→ **Goal**
Can the data below be set down again exactly, line for line?

→ **Raw data**
◆ ◆ ◆ ◆ ◆

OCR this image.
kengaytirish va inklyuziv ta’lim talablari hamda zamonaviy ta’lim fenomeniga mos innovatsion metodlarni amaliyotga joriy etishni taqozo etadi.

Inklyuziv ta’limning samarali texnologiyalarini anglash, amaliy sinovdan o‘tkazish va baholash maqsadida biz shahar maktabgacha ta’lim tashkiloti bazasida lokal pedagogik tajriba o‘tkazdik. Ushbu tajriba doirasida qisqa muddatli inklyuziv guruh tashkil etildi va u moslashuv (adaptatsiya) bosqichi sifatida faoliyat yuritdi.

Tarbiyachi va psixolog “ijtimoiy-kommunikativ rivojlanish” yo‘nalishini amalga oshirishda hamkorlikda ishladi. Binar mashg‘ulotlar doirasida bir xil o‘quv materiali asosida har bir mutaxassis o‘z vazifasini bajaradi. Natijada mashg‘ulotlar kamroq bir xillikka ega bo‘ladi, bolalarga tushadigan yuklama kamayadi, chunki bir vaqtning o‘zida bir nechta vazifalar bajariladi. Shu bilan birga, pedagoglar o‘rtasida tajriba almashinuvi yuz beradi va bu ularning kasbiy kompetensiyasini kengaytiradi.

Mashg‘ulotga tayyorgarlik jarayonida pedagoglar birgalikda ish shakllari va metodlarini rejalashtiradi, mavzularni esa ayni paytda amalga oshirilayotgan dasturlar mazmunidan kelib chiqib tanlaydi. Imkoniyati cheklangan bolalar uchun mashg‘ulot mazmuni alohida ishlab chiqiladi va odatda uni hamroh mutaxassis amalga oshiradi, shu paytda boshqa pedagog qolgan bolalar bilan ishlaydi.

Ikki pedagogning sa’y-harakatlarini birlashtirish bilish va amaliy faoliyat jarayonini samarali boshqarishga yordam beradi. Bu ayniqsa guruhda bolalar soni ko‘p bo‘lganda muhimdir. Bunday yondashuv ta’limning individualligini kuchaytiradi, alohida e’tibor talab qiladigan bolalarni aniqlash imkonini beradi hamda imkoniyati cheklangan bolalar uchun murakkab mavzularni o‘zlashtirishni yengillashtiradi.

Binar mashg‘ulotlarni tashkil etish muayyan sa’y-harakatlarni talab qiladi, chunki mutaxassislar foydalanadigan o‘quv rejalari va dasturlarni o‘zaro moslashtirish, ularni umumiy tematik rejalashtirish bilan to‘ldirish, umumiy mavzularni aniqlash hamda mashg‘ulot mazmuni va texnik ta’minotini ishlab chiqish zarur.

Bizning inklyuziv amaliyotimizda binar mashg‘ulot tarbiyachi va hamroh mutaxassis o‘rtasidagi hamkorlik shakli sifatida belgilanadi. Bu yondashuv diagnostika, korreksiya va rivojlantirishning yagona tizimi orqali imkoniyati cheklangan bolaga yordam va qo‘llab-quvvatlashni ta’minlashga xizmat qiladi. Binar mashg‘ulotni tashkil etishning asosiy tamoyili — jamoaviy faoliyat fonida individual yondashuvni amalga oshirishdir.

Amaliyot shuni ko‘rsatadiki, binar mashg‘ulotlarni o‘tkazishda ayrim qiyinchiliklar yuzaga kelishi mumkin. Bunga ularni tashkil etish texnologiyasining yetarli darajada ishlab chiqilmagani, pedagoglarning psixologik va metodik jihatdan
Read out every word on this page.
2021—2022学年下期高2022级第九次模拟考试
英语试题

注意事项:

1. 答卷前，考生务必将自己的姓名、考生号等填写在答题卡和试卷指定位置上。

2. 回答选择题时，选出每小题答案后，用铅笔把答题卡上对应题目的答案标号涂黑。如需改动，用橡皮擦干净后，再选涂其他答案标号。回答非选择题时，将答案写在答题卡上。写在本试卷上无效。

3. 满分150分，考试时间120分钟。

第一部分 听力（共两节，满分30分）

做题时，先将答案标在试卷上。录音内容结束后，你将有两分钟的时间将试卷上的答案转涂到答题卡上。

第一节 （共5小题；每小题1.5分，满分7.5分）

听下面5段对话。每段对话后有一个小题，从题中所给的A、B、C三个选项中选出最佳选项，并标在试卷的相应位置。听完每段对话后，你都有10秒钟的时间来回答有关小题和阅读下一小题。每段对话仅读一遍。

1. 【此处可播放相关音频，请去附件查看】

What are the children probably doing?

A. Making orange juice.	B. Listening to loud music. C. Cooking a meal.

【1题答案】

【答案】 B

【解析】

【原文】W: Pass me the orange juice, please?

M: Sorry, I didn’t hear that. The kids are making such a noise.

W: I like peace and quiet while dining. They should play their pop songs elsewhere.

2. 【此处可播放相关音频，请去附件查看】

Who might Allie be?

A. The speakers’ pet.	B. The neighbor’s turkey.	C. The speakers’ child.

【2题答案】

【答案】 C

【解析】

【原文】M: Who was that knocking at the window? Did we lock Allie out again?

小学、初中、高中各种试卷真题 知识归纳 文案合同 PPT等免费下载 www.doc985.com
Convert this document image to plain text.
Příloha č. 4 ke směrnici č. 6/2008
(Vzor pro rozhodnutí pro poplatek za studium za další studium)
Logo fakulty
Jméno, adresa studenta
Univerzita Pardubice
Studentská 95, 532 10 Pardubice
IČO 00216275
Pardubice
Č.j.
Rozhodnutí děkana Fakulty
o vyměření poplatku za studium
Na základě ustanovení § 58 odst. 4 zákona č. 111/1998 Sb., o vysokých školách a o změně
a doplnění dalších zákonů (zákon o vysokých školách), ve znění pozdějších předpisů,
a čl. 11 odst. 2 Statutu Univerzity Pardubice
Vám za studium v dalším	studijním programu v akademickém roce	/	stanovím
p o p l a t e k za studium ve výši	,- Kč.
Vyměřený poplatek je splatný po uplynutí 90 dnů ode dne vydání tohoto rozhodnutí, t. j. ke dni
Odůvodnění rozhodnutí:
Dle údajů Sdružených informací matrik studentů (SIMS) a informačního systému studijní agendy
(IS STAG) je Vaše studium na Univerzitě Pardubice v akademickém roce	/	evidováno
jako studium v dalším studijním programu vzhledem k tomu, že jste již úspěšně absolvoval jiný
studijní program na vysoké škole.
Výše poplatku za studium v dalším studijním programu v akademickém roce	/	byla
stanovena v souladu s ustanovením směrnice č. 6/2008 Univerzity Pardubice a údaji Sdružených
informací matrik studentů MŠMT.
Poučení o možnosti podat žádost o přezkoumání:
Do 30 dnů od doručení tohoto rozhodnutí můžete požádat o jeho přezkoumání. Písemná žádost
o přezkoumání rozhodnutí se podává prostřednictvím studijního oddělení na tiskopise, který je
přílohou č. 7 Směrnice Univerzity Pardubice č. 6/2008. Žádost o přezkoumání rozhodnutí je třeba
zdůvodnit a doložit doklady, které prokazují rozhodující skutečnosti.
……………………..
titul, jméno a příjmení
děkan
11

◆ ◆ ◆ ◆ ◆

→ **Answer to this problem**
OCR this image.
kengaytirish va inklyuziv ta’lim talablari hamda zamonaviy ta’lim fenomeniga mos innovatsion metodlarni amaliyotga joriy etishni taqozo etadi.

Inklyuziv ta’limning samarali texnologiyalarini anglash, amaliy sinovdan o‘tkazish va baholash maqsadida biz shahar maktabgacha ta’lim tashkiloti bazasida lokal pedagogik tajriba o‘tkazdik. Ushbu tajriba doirasida qisqa muddatli inklyuziv guruh tashkil etildi va u moslashuv (adaptatsiya) bosqichi sifatida faoliyat yuritdi.

Tarbiyachi va psixolog “ijtimoiy-kommunikativ rivojlanish” yo‘nalishini amalga oshirishda hamkorlikda ishladi. Binar mashg‘ulotlar doirasida bir xil o‘quv materiali asosida har bir mutaxassis o‘z vazifasini bajaradi. Natijada mashg‘ulotlar kamroq bir xillikka ega bo‘ladi, bolalarga tushadigan yuklama kamayadi, chunki bir vaqtning o‘zida bir nechta vazifalar bajariladi. Shu bilan birga, pedagoglar o‘rtasida tajriba almashinuvi yuz beradi va bu ularning kasbiy kompetensiyasini kengaytiradi.

Mashg‘ulotga tayyorgarlik jarayonida pedagoglar birgalikda ish shakllari va metodlarini rejalashtiradi, mavzularni esa ayni paytda amalga oshirilayotgan dasturlar mazmunidan kelib chiqib tanlaydi. Imkoniyati cheklangan bolalar uchun mashg‘ulot mazmuni alohida ishlab chiqiladi va odatda uni hamroh mutaxassis amalga oshiradi, shu paytda boshqa pedagog qolgan bolalar bilan ishlaydi.

Ikki pedagogning sa’y-harakatlarini birlashtirish bilish va amaliy faoliyat jarayonini samarali boshqarishga yordam beradi. Bu ayniqsa guruhda bolalar soni ko‘p bo‘lganda muhimdir. Bunday yondashuv ta’limning individualligini kuchaytiradi, alohida e’tibor talab qiladigan bolalarni aniqlash imkonini beradi hamda imkoniyati cheklangan bolalar uchun murakkab mavzularni o‘zlashtirishni yengillashtiradi.

Binar mashg‘ulotlarni tashkil etish muayyan sa’y-harakatlarni talab qiladi, chunki mutaxassislar foydalanadigan o‘quv rejalari va dasturlarni o‘zaro moslashtirish, ularni umumiy tematik rejalashtirish bilan to‘ldirish, umumiy mavzularni aniqlash hamda mashg‘ulot mazmuni va texnik ta’minotini ishlab chiqish zarur.

Bizning inklyuziv amaliyotimizda binar mashg‘ulot tarbiyachi va hamroh mutaxassis o‘rtasidagi hamkorlik shakli sifatida belgilanadi. Bu yondashuv diagnostika, korreksiya va rivojlantirishning yagona tizimi orqali imkoniyati cheklangan bolaga yordam va qo‘llab-quvvatlashni ta’minlashga xizmat qiladi. Binar mashg‘ulotni tashkil etishning asosiy tamoyili — jamoaviy faoliyat fonida individual yondashuvni amalga oshirishdir.

Amaliyot shuni ko‘rsatadiki, binar mashg‘ulotlarni o‘tkazishda ayrim qiyinchiliklar yuzaga kelishi mumkin. Bunga ularni tashkil etish texnologiyasining yetarli darajada ishlab chiqilmagani, pedagoglarning psixologik va metodik jihatdan
Read out every word on this page.
2021—2022学年下期高2022级第九次模拟考试
英语试题

注意事项:

1. 答卷前，考生务必将自己的姓名、考生号等填写在答题卡和试卷指定位置上。

2. 回答选择题时，选出每小题答案后，用铅笔把答题卡上对应题目的答案标号涂黑。如需改动，用橡皮擦干净后，再选涂其他答案标号。回答非选择题时，将答案写在答题卡上。写在本试卷上无效。

3. 满分150分，考试时间120分钟。

第一部分 听力（共两节，满分30分）

做题时，先将答案标在试卷上。录音内容结束后，你将有两分钟的时间将试卷上的答案转涂到答题卡上。

第一节 （共5小题；每小题1.5分，满分7.5分）

听下面5段对话。每段对话后有一个小题，从题中所给的A、B、C三个选项中选出最佳选项，并标在试卷的相应位置。听完每段对话后，你都有10秒钟的时间来回答有关小题和阅读下一小题。每段对话仅读一遍。

1. 【此处可播放相关音频，请去附件查看】

What are the children probably doing?

A. Making orange juice.	B. Listening to loud music. C. Cooking a meal.

【1题答案】

【答案】 B

【解析】

【原文】W: Pass me the orange juice, please?

M: Sorry, I didn’t hear that. The kids are making such a noise.

W: I like peace and quiet while dining. They should play their pop songs elsewhere.

2. 【此处可播放相关音频，请去附件查看】

Who might Allie be?

A. The speakers’ pet.	B. The neighbor’s turkey.	C. The speakers’ child.

【2题答案】

【答案】 C

【解析】

【原文】M: Who was that knocking at the window? Did we lock Allie out again?

小学、初中、高中各种试卷真题 知识归纳 文案合同 PPT等免费下载 www.doc985.com
Convert this document image to plain text.
Příloha č. 4 ke směrnici č. 6/2008
(Vzor pro rozhodnutí pro poplatek za studium za další studium)
Logo fakulty
Jméno, adresa studenta
Univerzita Pardubice
Studentská 95, 532 10 Pardubice
IČO 00216275
Pardubice
Č.j.
Rozhodnutí děkana Fakulty
o vyměření poplatku za studium
Na základě ustanovení § 58 odst. 4 zákona č. 111/1998 Sb., o vysokých školách a o změně
a doplnění dalších zákonů (zákon o vysokých školách), ve znění pozdějších předpisů,
a čl. 11 odst. 2 Statutu Univerzity Pardubice
Vám za studium v dalším	studijním programu v akademickém roce	/	stanovím
p o p l a t e k za studium ve výši	,- Kč.
Vyměřený poplatek je splatný po uplynutí 90 dnů ode dne vydání tohoto rozhodnutí, t. j. ke dni
Odůvodnění rozhodnutí:
Dle údajů Sdružených informací matrik studentů (SIMS) a informačního systému studijní agendy
(IS STAG) je Vaše studium na Univerzitě Pardubice v akademickém roce	/	evidováno
jako studium v dalším studijním programu vzhledem k tomu, že jste již úspěšně absolvoval jiný
studijní program na vysoké škole.
Výše poplatku za studium v dalším studijním programu v akademickém roce	/	byla
stanovena v souladu s ustanovením směrnice č. 6/2008 Univerzity Pardubice a údaji Sdružených
informací matrik studentů MŠMT.
Poučení o možnosti podat žádost o přezkoumání:
Do 30 dnů od doručení tohoto rozhodnutí můžete požádat o jeho přezkoumání. Písemná žádost
o přezkoumání rozhodnutí se podává prostřednictvím studijního oddělení na tiskopise, který je
přílohou č. 7 Směrnice Univerzity Pardubice č. 6/2008. Žádost o přezkoumání rozhodnutí je třeba
zdůvodnit a doložit doklady, které prokazují rozhodující skutečnosti.
……………………..
titul, jméno a příjmení
děkan
11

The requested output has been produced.